_DIRECTIVE_: Give the number of lines in the material below that contain the word "variation", counting only matches with the same case, and reply with that number alone.

_DATASET EXTRACT_:
━━━━━━

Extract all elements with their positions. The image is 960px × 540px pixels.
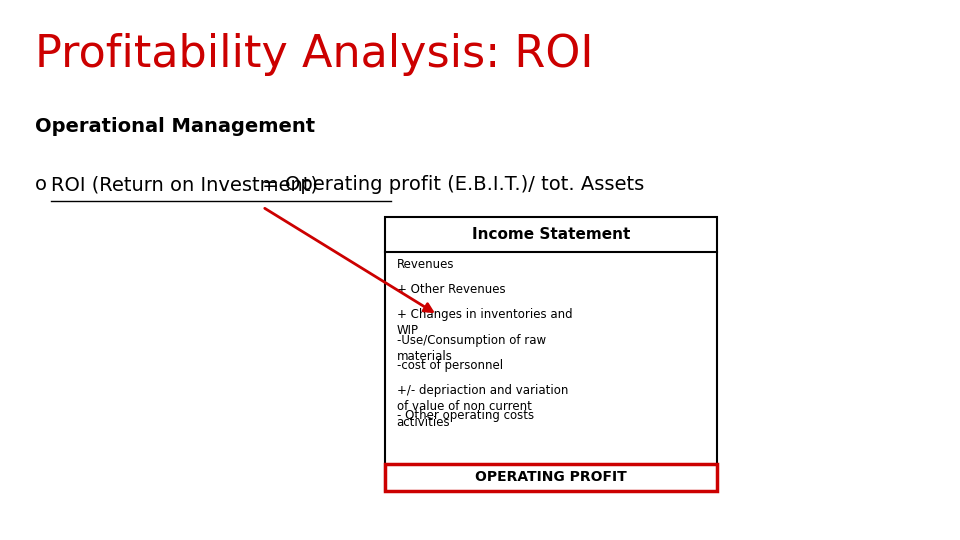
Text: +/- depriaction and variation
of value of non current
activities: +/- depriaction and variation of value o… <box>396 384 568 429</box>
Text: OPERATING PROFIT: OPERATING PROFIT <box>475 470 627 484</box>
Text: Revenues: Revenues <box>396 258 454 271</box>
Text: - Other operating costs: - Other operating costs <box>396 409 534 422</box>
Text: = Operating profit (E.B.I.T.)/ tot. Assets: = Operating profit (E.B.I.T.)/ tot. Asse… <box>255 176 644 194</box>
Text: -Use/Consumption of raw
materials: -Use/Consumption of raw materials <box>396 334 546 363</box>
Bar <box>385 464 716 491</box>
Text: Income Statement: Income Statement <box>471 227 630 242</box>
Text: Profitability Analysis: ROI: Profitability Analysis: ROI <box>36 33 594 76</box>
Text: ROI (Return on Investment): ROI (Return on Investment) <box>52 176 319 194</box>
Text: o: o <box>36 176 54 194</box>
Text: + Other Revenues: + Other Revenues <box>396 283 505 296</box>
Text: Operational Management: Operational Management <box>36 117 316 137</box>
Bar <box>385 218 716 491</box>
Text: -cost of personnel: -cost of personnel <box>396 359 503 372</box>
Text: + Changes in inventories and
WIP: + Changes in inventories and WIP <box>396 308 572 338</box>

━━━━━━

_RESULT BELOW_: 2